§ **Work to do**
Convert the lines of the items, from the line with "post-header: 群主给我五毛钱 28楼" up to and including the line with "floor-number: 27楼 <box>566 445 612 469</box>", into a JSON list of strings with one string per line and no blank lines.
═════ Records supplied ═════
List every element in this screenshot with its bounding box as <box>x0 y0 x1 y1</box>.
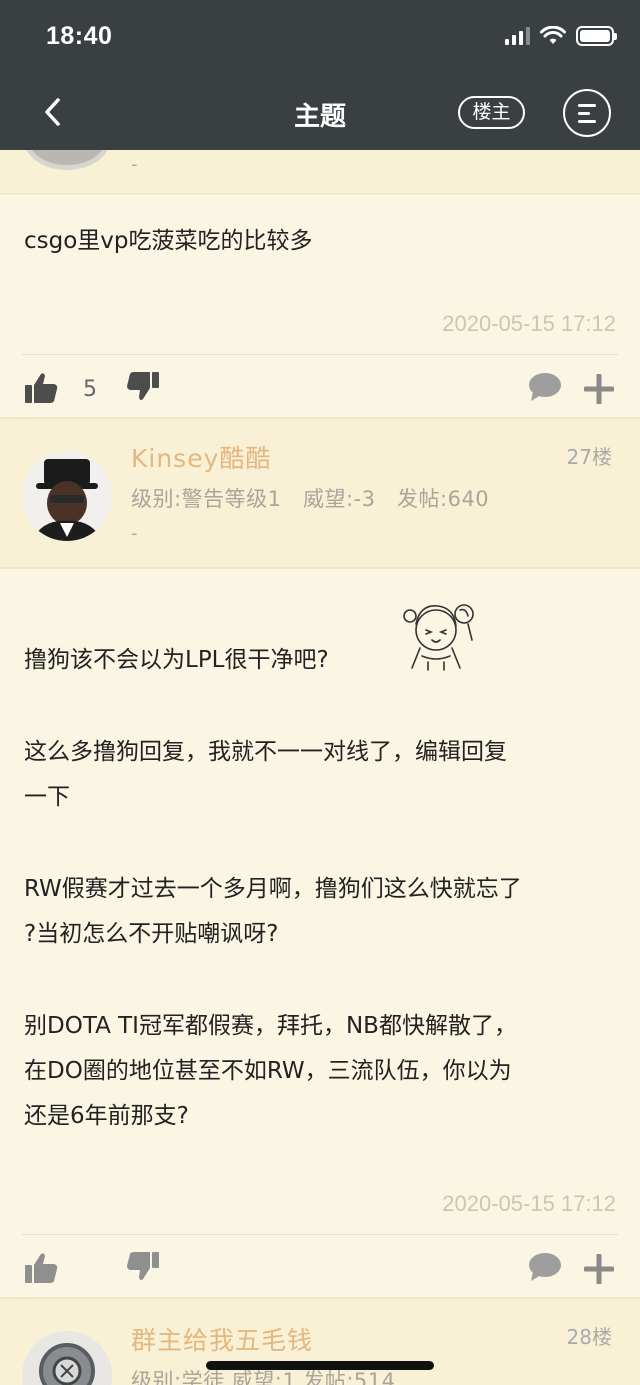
post-header: 群主给我五毛钱 28楼 级别:学徒 威望:1 发帖:514 <box>0 1299 640 1385</box>
plus-icon[interactable] <box>584 374 614 404</box>
post-timestamp: 2020-05-15 17:12 <box>442 311 616 336</box>
op-only-button[interactable]: 楼主 <box>458 96 525 129</box>
thumbs-up-icon[interactable] <box>24 1252 58 1284</box>
post-line: 还是6年前那支? <box>24 1103 189 1129</box>
thumbs-up-icon[interactable] <box>24 372 58 404</box>
cellular-signal-icon <box>505 27 530 45</box>
wifi-icon <box>540 26 566 44</box>
battery-icon <box>576 26 617 46</box>
post-header: Kinsey酷酷 27楼 级别:警告等级1 威望:-3 发帖:640 - <box>0 419 640 567</box>
thumbs-down-icon[interactable] <box>127 1252 159 1282</box>
floor-number: 28楼 <box>566 1325 612 1349</box>
floor-number: 27楼 <box>566 445 612 469</box>
comment-icon[interactable] <box>528 372 562 402</box>
post-line: 一下 <box>24 784 70 810</box>
avatar[interactable] <box>22 1331 112 1385</box>
thumbs-down-icon[interactable] <box>127 372 159 402</box>
top-bar: 18:40 主题 楼主 <box>0 0 640 150</box>
plus-icon[interactable] <box>584 1254 614 1284</box>
sticker-emoji-icon <box>403 604 474 671</box>
post-line: 在DO圈的地位甚至不如RW，三流队伍，你以为 <box>24 1058 512 1084</box>
avatar-image <box>22 451 112 541</box>
status-icons <box>505 26 617 46</box>
avatar-image <box>22 1331 112 1385</box>
page-title: 主题 <box>293 102 346 132</box>
post-line: RW假赛才过去一个多月啊，撸狗们这么快就忘了 <box>24 876 522 902</box>
prev-post-header: - <box>0 110 640 194</box>
menu-button[interactable] <box>563 89 611 137</box>
user-meta: 级别:警告等级1 威望:-3 发帖:640 <box>131 483 489 513</box>
avatar[interactable] <box>22 451 112 541</box>
username[interactable]: 群主给我五毛钱 <box>131 1321 313 1357</box>
post-line: 撸狗该不会以为LPL很干净吧? <box>24 647 329 673</box>
user-meta-dash: - <box>131 154 138 175</box>
user-post-count: 发帖:640 <box>397 487 490 511</box>
comment-icon[interactable] <box>528 1252 562 1282</box>
post-text: csgo里vp吃菠菜吃的比较多 <box>24 228 313 254</box>
status-time: 18:40 <box>46 22 113 50</box>
user-prestige: 威望:-3 <box>302 487 376 511</box>
post-line: 这么多撸狗回复，我就不一一对线了，编辑回复 <box>24 739 507 765</box>
like-count: 5 <box>83 377 97 402</box>
post-timestamp: 2020-05-15 17:12 <box>442 1191 616 1216</box>
user-meta-dash: - <box>131 523 138 544</box>
home-indicator[interactable] <box>206 1361 434 1370</box>
username[interactable]: Kinsey酷酷 <box>131 439 271 475</box>
post-line: 别DOTA TI冠军都假赛，拜托，NB都快解散了， <box>24 1013 517 1039</box>
user-level: 级别:警告等级1 <box>131 487 282 511</box>
post-line: ?当初怎么不开贴嘲讽呀? <box>24 921 279 947</box>
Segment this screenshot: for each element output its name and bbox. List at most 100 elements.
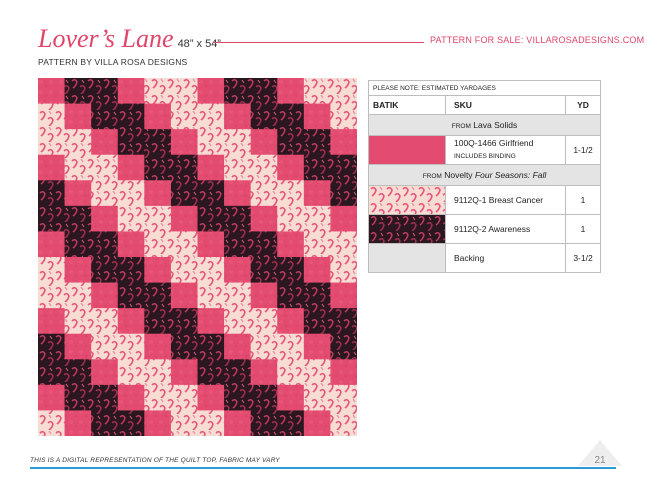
quilt-block: [303, 257, 331, 284]
quilt-block: [303, 410, 331, 436]
quilt-block: [277, 257, 305, 284]
table-row: 9112Q-1 Breast Cancer 1: [368, 185, 601, 215]
quilt-block: [303, 384, 331, 411]
quilt-block: [117, 231, 145, 258]
quilt-block: [117, 257, 145, 284]
group-label: FROM Novelty Four Seasons: Fall: [368, 164, 601, 186]
page-number: 21: [594, 455, 606, 466]
sku-cell: 9112Q-2 Awareness: [445, 214, 566, 244]
quilt-block: [117, 129, 145, 156]
yardage-cell: 3-1/2: [565, 243, 601, 273]
quilt-block: [38, 359, 66, 386]
fabric-swatch-dark: [368, 214, 446, 244]
quilt-block: [117, 282, 145, 309]
table-note: PLEASE NOTE: ESTIMATED YARDAGES: [368, 80, 601, 96]
quilt-block: [170, 231, 198, 258]
quilt-block: [144, 231, 172, 258]
quilt-block: [224, 282, 252, 309]
quilt-block: [170, 154, 198, 181]
quilt-block: [277, 384, 305, 411]
quilt-block: [277, 333, 305, 360]
quilt-block: [330, 180, 357, 207]
quilt-block: [250, 410, 278, 436]
quilt-block: [197, 333, 225, 360]
quilt-block: [64, 78, 92, 105]
quilt-block: [91, 410, 119, 436]
quilt-block: [250, 103, 278, 130]
quilt-block: [91, 282, 119, 309]
fabric-requirements-table: PLEASE NOTE: ESTIMATED YARDAGES BATIK SK…: [368, 80, 601, 273]
quilt-block: [144, 384, 172, 411]
quilt-block: [64, 103, 92, 130]
quilt-block: [170, 333, 198, 360]
col-batik: BATIK: [368, 95, 446, 115]
quilt-block: [224, 257, 252, 284]
quilt-block: [250, 384, 278, 411]
quilt-block: [117, 333, 145, 360]
quilt-block: [117, 78, 145, 105]
quilt-block: [303, 78, 331, 105]
quilt-block: [170, 257, 198, 284]
quilt-block: [64, 410, 92, 436]
pattern-byline: PATTERN BY VILLA ROSA DESIGNS: [38, 57, 188, 67]
pattern-dimensions: 48” x 54”: [177, 38, 221, 50]
quilt-block: [303, 103, 331, 130]
quilt-block: [170, 103, 198, 130]
quilt-block: [64, 282, 92, 309]
quilt-block: [197, 205, 225, 232]
quilt-block: [64, 333, 92, 360]
quilt-block: [330, 384, 357, 411]
quilt-block: [91, 78, 119, 105]
quilt-block: [224, 333, 252, 360]
quilt-block: [91, 180, 119, 207]
quilt-block: [224, 205, 252, 232]
quilt-block: [144, 103, 172, 130]
quilt-block: [144, 359, 172, 386]
quilt-block: [277, 103, 305, 130]
yardage-cell: 1-1/2: [565, 135, 601, 165]
quilt-block: [144, 410, 172, 436]
quilt-block: [144, 282, 172, 309]
quilt-block: [117, 308, 145, 335]
pattern-sale-link[interactable]: PATTERN FOR SALE: VILLAROSADESIGNS.COM: [430, 35, 644, 45]
quilt-block: [170, 359, 198, 386]
quilt-block: [38, 180, 66, 207]
quilt-block: [170, 282, 198, 309]
quilt-block: [330, 154, 357, 181]
quilt-block: [144, 129, 172, 156]
quilt-block: [197, 282, 225, 309]
fabric-swatch-solid: [368, 135, 446, 165]
yardage-cell: 1: [565, 214, 601, 244]
quilt-block: [330, 359, 357, 386]
quilt-block: [303, 205, 331, 232]
quilt-block: [170, 410, 198, 436]
quilt-block: [277, 205, 305, 232]
quilt-block: [250, 257, 278, 284]
quilt-block: [64, 257, 92, 284]
quilt-block: [91, 257, 119, 284]
quilt-block: [170, 384, 198, 411]
quilt-block: [38, 308, 66, 335]
quilt-block: [91, 103, 119, 130]
quilt-block: [330, 231, 357, 258]
pattern-title: Lover’s Lane 48” x 54”: [38, 24, 221, 54]
quilt-block: [224, 231, 252, 258]
sku-subnote: INCLUDES BINDING: [454, 153, 516, 160]
quilt-block: [330, 410, 357, 436]
quilt-block: [224, 154, 252, 181]
sku-cell: Backing: [445, 243, 566, 273]
quilt-block: [197, 359, 225, 386]
col-yd: YD: [565, 95, 601, 115]
quilt-block: [250, 333, 278, 360]
quilt-block: [38, 103, 66, 130]
quilt-block: [170, 205, 198, 232]
quilt-block: [38, 154, 66, 181]
quilt-block: [91, 205, 119, 232]
quilt-block: [277, 410, 305, 436]
quilt-block: [330, 308, 357, 335]
quilt-block: [303, 333, 331, 360]
quilt-block: [250, 205, 278, 232]
quilt-block: [330, 129, 357, 156]
sku-cell: 100Q-1466 Girlfriend INCLUDES BINDING: [445, 135, 566, 165]
quilt-block: [277, 359, 305, 386]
═════
§ **Result of the exercise**
[
  "post-header: 群主给我五毛钱 28楼 级别:学徒 威望:1 发帖:514 <box>0 1299 640 1385</box>",
  "plus-icon[interactable] <box>584 374 614 404</box>",
  "post-timestamp: 2020-05-15 17:12 <box>442 311 616 336</box>",
  "op-only-button[interactable]: 楼主 <box>458 96 525 129</box>",
  "thumbs-up-icon[interactable] <box>24 1252 58 1284</box>",
  "post-line: 还是6年前那支? <box>24 1103 189 1129</box>",
  "thumbs-up-icon[interactable] <box>24 372 58 404</box>",
  "cellular-signal-icon <box>505 27 530 45</box>",
  "wifi-icon <box>540 26 566 44</box>",
  "battery-icon <box>576 26 617 46</box>",
  "post-header: Kinsey酷酷 27楼 级别:警告等级1 威望:-3 发帖:640 - <box>0 419 640 567</box>",
  "thumbs-down-icon[interactable] <box>127 1252 159 1282</box>",
  "floor-number: 28楼 <box>566 1325 612 1349</box>",
  "floor-number: 27楼 <box>566 445 612 469</box>"
]